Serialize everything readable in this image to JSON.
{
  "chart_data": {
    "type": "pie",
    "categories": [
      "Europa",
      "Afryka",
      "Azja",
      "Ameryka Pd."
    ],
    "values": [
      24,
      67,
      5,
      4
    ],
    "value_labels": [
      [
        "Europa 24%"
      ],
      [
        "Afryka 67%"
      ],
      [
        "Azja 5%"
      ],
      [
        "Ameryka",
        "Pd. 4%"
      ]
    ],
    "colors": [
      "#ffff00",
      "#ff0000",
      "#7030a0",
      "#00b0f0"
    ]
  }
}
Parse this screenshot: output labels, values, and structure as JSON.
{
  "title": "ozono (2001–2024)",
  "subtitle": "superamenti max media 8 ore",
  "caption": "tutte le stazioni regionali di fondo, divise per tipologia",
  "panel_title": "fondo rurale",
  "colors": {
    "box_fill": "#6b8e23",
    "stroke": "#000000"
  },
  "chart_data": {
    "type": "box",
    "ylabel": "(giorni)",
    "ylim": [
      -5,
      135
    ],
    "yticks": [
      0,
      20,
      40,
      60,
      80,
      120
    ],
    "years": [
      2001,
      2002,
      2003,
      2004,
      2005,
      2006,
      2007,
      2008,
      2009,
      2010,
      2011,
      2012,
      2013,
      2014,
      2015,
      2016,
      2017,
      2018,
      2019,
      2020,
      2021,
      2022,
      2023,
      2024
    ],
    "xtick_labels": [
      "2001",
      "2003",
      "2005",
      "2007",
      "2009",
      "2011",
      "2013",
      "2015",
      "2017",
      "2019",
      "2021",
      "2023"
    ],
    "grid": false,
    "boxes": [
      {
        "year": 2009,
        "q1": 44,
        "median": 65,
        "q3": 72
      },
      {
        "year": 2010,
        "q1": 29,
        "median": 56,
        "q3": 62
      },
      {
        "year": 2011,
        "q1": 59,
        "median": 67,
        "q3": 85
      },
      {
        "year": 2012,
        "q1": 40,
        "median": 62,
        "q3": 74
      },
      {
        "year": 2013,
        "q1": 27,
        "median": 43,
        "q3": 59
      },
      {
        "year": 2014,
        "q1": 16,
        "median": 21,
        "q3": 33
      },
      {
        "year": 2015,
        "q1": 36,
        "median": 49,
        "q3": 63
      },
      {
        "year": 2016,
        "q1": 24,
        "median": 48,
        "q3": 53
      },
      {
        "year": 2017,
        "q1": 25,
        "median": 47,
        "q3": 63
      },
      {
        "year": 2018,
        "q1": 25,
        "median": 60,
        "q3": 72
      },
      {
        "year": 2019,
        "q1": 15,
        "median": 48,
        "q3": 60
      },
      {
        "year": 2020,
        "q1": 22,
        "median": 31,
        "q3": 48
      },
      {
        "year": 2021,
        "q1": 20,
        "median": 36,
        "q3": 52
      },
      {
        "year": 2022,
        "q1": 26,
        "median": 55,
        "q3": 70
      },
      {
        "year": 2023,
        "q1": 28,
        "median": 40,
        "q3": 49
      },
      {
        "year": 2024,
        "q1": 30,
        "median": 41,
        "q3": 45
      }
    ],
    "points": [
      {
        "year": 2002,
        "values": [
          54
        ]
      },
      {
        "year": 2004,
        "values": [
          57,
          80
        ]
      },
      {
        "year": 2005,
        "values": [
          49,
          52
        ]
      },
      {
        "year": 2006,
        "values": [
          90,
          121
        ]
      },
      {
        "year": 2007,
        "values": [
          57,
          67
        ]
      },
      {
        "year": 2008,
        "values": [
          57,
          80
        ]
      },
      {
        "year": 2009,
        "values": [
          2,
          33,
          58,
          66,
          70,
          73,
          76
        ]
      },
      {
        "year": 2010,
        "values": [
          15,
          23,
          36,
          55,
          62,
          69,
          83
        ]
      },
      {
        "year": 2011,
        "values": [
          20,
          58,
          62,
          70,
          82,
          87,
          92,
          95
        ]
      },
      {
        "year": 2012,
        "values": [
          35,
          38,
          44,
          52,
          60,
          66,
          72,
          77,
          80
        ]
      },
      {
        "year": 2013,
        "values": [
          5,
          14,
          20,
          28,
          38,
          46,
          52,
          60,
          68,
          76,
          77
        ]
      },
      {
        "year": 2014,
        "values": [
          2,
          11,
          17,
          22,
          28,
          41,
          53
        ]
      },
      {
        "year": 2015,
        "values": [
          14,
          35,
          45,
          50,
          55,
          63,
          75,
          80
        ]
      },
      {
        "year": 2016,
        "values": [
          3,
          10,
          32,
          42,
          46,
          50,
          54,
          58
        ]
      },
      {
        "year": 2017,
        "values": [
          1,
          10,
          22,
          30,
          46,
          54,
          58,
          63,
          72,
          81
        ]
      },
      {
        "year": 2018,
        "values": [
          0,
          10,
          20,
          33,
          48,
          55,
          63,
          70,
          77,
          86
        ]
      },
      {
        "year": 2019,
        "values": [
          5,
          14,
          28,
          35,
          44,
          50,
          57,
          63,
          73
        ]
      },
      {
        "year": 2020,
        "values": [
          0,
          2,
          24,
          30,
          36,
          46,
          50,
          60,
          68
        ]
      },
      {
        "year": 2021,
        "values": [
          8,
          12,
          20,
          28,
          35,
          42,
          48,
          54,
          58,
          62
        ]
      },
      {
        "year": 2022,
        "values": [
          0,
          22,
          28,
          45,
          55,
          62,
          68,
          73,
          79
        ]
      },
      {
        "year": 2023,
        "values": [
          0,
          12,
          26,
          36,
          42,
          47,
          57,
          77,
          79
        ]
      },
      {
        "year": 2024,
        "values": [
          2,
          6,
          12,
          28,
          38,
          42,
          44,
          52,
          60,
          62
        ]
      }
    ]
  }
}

TASK GOAL — Transcribe all of the lines in the records precisely.

THE RESPONSE —
Serialize everything readable in this image to JSON.
{
  "chart_data": {
    "type": "pie",
    "categories": [
      "Europa",
      "Afryka",
      "Azja",
      "Ameryka Pd."
    ],
    "values": [
      24,
      67,
      5,
      4
    ],
    "value_labels": [
      [
        "Europa 24%"
      ],
      [
        "Afryka 67%"
      ],
      [
        "Azja 5%"
      ],
      [
        "Ameryka",
        "Pd. 4%"
      ]
    ],
    "colors": [
      "#ffff00",
      "#ff0000",
      "#7030a0",
      "#00b0f0"
    ]
  }
}
Parse this screenshot: output labels, values, and structure as JSON.
{
  "title": "ozono (2001–2024)",
  "subtitle": "superamenti max media 8 ore",
  "caption": "tutte le stazioni regionali di fondo, divise per tipologia",
  "panel_title": "fondo rurale",
  "colors": {
    "box_fill": "#6b8e23",
    "stroke": "#000000"
  },
  "chart_data": {
    "type": "box",
    "ylabel": "(giorni)",
    "ylim": [
      -5,
      135
    ],
    "yticks": [
      0,
      20,
      40,
      60,
      80,
      120
    ],
    "years": [
      2001,
      2002,
      2003,
      2004,
      2005,
      2006,
      2007,
      2008,
      2009,
      2010,
      2011,
      2012,
      2013,
      2014,
      2015,
      2016,
      2017,
      2018,
      2019,
      2020,
      2021,
      2022,
      2023,
      2024
    ],
    "xtick_labels": [
      "2001",
      "2003",
      "2005",
      "2007",
      "2009",
      "2011",
      "2013",
      "2015",
      "2017",
      "2019",
      "2021",
      "2023"
    ],
    "grid": false,
    "boxes": [
      {
        "year": 2009,
        "q1": 44,
        "median": 65,
        "q3": 72
      },
      {
        "year": 2010,
        "q1": 29,
        "median": 56,
        "q3": 62
      },
      {
        "year": 2011,
        "q1": 59,
        "median": 67,
        "q3": 85
      },
      {
        "year": 2012,
        "q1": 40,
        "median": 62,
        "q3": 74
      },
      {
        "year": 2013,
        "q1": 27,
        "median": 43,
        "q3": 59
      },
      {
        "year": 2014,
        "q1": 16,
        "median": 21,
        "q3": 33
      },
      {
        "year": 2015,
        "q1": 36,
        "median": 49,
        "q3": 63
      },
      {
        "year": 2016,
        "q1": 24,
        "median": 48,
        "q3": 53
      },
      {
        "year": 2017,
        "q1": 25,
        "median": 47,
        "q3": 63
      },
      {
        "year": 2018,
        "q1": 25,
        "median": 60,
        "q3": 72
      },
      {
        "year": 2019,
        "q1": 15,
        "median": 48,
        "q3": 60
      },
      {
        "year": 2020,
        "q1": 22,
        "median": 31,
        "q3": 48
      },
      {
        "year": 2021,
        "q1": 20,
        "median": 36,
        "q3": 52
      },
      {
        "year": 2022,
        "q1": 26,
        "median": 55,
        "q3": 70
      },
      {
        "year": 2023,
        "q1": 28,
        "median": 40,
        "q3": 49
      },
      {
        "year": 2024,
        "q1": 30,
        "median": 41,
        "q3": 45
      }
    ],
    "points": [
      {
        "year": 2002,
        "values": [
          54
        ]
      },
      {
        "year": 2004,
        "values": [
          57,
          80
        ]
      },
      {
        "year": 2005,
        "values": [
          49,
          52
        ]
      },
      {
        "year": 2006,
        "values": [
          90,
          121
        ]
      },
      {
        "year": 2007,
        "values": [
          57,
          67
        ]
      },
      {
        "year": 2008,
        "values": [
          57,
          80
        ]
      },
      {
        "year": 2009,
        "values": [
          2,
          33,
          58,
          66,
          70,
          73,
          76
        ]
      },
      {
        "year": 2010,
        "values": [
          15,
          23,
          36,
          55,
          62,
          69,
          83
        ]
      },
      {
        "year": 2011,
        "values": [
          20,
          58,
          62,
          70,
          82,
          87,
          92,
          95
        ]
      },
      {
        "year": 2012,
        "values": [
          35,
          38,
          44,
          52,
          60,
          66,
          72,
          77,
          80
        ]
      },
      {
        "year": 2013,
        "values": [
          5,
          14,
          20,
          28,
          38,
          46,
          52,
          60,
          68,
          76,
          77
        ]
      },
      {
        "year": 2014,
        "values": [
          2,
          11,
          17,
          22,
          28,
          41,
          53
        ]
      },
      {
        "year": 2015,
        "values": [
          14,
          35,
          45,
          50,
          55,
          63,
          75,
          80
        ]
      },
      {
        "year": 2016,
        "values": [
          3,
          10,
          32,
          42,
          46,
          50,
          54,
          58
        ]
      },
      {
        "year": 2017,
        "values": [
          1,
          10,
          22,
          30,
          46,
          54,
          58,
          63,
          72,
          81
        ]
      },
      {
        "year": 2018,
        "values": [
          0,
          10,
          20,
          33,
          48,
          55,
          63,
          70,
          77,
          86
        ]
      },
      {
        "year": 2019,
        "values": [
          5,
          14,
          28,
          35,
          44,
          50,
          57,
          63,
          73
        ]
      },
      {
        "year": 2020,
        "values": [
          0,
          2,
          24,
          30,
          36,
          46,
          50,
          60,
          68
        ]
      },
      {
        "year": 2021,
        "values": [
          8,
          12,
          20,
          28,
          35,
          42,
          48,
          54,
          58,
          62
        ]
      },
      {
        "year": 2022,
        "values": [
          0,
          22,
          28,
          45,
          55,
          62,
          68,
          73,
          79
        ]
      },
      {
        "year": 2023,
        "values": [
          0,
          12,
          26,
          36,
          42,
          47,
          57,
          77,
          79
        ]
      },
      {
        "year": 2024,
        "values": [
          2,
          6,
          12,
          28,
          38,
          42,
          44,
          52,
          60,
          62
        ]
      }
    ]
  }
}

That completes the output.